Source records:
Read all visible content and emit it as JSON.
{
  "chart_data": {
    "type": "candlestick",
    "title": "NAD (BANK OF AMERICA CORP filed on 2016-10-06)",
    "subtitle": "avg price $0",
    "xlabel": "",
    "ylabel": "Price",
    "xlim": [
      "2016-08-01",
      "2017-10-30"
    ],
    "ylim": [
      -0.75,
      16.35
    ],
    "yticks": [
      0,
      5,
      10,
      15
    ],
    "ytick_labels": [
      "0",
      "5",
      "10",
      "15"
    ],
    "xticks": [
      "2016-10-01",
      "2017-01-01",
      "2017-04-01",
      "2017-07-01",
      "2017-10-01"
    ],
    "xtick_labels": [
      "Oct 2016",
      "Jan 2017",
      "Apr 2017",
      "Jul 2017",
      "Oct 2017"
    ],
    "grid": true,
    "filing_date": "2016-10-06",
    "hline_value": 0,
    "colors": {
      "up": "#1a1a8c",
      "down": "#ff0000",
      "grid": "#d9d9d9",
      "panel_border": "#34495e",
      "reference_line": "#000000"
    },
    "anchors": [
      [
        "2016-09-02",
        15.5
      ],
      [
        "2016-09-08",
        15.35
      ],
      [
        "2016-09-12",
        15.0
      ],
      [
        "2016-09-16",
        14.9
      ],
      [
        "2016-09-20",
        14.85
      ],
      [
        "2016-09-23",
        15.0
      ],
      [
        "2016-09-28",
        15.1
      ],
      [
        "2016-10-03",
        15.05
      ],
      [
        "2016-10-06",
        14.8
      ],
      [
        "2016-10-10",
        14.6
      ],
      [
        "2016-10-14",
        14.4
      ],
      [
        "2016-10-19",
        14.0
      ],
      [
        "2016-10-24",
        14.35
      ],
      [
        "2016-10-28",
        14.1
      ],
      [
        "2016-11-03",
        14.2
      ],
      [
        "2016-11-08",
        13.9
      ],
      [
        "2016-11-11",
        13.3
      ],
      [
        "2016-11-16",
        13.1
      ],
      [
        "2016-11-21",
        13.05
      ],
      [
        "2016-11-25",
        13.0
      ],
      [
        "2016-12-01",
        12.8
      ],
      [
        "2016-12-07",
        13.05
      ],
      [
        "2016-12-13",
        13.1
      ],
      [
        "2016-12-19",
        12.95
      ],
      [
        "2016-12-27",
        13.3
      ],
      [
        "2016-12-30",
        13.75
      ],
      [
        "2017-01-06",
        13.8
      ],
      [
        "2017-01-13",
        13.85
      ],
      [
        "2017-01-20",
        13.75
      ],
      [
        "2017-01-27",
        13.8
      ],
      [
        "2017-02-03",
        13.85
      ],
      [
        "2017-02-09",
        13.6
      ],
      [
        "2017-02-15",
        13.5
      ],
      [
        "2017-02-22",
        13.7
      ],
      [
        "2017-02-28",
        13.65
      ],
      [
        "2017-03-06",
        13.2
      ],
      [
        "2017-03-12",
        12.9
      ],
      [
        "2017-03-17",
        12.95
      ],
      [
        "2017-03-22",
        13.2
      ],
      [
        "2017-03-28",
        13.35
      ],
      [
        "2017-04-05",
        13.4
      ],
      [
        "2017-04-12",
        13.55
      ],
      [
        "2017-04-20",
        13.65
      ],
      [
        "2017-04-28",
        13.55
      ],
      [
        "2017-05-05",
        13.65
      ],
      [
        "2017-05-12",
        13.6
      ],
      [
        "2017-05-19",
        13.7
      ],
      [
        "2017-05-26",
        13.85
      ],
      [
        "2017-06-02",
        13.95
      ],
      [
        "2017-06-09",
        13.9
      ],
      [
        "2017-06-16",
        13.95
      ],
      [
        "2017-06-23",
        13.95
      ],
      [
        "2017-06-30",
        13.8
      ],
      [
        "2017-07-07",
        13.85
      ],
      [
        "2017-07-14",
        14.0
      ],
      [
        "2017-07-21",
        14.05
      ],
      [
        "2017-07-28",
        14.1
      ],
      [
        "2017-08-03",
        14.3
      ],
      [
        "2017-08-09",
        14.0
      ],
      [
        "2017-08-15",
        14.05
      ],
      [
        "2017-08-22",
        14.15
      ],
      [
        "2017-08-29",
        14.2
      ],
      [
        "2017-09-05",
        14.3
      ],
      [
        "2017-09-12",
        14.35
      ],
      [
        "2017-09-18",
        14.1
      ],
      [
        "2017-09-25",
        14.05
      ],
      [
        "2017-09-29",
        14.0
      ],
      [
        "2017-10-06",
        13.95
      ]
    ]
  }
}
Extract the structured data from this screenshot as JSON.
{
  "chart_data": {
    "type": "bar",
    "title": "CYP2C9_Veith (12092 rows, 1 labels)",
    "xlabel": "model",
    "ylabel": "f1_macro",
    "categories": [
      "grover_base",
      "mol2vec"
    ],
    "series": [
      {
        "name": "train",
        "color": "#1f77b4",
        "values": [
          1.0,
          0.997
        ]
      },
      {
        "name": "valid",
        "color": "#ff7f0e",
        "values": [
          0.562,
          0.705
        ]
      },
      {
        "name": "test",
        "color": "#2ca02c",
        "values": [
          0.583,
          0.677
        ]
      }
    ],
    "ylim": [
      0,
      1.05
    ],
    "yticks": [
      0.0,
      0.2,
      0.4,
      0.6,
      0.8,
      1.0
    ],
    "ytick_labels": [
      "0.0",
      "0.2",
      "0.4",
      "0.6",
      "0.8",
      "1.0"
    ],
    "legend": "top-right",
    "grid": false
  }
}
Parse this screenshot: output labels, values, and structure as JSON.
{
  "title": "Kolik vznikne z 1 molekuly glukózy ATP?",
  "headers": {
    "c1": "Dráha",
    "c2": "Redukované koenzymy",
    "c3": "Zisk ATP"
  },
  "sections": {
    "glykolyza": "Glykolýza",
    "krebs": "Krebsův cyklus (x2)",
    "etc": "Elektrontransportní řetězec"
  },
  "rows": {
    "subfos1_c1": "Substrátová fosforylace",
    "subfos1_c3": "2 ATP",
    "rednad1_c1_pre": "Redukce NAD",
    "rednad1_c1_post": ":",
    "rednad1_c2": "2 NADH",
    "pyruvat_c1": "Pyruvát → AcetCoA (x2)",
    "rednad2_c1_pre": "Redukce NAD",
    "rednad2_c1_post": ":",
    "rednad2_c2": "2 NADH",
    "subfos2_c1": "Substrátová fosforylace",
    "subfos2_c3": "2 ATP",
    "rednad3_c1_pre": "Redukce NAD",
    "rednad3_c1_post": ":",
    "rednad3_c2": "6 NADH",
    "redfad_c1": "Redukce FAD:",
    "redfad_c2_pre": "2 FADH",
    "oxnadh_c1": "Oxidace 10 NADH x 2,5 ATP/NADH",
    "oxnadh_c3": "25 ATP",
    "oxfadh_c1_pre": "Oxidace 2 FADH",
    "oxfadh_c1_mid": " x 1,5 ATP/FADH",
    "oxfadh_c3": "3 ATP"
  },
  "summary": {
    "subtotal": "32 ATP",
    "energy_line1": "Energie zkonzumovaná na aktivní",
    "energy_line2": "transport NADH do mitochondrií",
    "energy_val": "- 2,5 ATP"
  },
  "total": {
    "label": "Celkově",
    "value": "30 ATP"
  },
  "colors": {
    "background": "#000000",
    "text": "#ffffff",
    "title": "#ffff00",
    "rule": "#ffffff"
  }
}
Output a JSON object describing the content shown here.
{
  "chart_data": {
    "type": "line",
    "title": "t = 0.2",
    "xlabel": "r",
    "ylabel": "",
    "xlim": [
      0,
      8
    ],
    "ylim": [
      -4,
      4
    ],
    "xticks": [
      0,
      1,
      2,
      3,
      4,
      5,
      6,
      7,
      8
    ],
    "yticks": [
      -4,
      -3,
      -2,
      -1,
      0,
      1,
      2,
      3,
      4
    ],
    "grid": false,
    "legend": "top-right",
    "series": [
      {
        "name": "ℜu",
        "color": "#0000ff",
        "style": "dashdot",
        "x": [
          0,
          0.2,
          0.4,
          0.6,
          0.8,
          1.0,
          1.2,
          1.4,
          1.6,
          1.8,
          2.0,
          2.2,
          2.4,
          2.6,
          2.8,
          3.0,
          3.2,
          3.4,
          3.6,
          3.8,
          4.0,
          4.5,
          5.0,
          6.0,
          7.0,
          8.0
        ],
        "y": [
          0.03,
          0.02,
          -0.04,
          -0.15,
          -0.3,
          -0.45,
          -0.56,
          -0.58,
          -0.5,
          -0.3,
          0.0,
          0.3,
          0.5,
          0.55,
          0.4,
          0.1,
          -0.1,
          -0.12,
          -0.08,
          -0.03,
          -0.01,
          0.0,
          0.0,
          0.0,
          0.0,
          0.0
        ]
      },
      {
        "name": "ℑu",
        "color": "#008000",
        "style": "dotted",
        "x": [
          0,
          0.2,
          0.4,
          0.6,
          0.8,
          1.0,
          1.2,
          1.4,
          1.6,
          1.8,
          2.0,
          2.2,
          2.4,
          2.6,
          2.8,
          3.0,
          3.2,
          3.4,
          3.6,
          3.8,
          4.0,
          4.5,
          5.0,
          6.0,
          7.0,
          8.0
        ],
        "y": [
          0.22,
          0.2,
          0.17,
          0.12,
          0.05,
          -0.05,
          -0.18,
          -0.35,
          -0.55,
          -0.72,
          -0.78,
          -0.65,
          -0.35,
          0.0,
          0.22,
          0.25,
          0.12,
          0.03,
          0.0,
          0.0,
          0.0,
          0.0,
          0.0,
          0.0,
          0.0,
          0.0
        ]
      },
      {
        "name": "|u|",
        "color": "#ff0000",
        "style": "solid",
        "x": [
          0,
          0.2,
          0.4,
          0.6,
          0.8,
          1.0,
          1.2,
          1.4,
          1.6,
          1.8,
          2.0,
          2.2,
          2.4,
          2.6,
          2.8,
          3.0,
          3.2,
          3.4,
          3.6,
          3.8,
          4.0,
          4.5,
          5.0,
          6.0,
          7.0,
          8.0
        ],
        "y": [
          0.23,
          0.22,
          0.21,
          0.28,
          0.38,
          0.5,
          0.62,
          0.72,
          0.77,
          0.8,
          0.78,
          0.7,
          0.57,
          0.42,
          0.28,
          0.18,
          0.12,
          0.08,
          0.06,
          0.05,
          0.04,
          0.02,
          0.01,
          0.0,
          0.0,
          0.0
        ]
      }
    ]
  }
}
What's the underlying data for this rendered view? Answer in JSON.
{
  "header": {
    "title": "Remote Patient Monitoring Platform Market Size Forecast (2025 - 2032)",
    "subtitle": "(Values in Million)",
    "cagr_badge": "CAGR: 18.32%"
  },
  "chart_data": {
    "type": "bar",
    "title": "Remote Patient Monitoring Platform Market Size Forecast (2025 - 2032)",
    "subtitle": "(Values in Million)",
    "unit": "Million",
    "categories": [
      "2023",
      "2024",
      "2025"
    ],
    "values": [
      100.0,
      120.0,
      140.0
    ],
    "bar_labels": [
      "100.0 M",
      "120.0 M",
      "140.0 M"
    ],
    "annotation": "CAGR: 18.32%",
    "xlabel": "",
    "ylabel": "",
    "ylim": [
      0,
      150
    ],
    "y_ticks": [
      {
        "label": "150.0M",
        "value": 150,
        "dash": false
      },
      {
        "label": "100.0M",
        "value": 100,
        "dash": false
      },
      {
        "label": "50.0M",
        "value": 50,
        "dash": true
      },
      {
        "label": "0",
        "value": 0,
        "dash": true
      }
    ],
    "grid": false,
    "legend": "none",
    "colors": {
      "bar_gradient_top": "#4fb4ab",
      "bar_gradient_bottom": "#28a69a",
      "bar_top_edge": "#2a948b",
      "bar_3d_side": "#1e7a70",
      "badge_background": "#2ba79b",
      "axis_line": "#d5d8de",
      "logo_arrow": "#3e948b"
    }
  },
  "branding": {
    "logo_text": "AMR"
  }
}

What is being asked
Tell how many lines of the data above hold the string "style". Give only the number.

Reply
3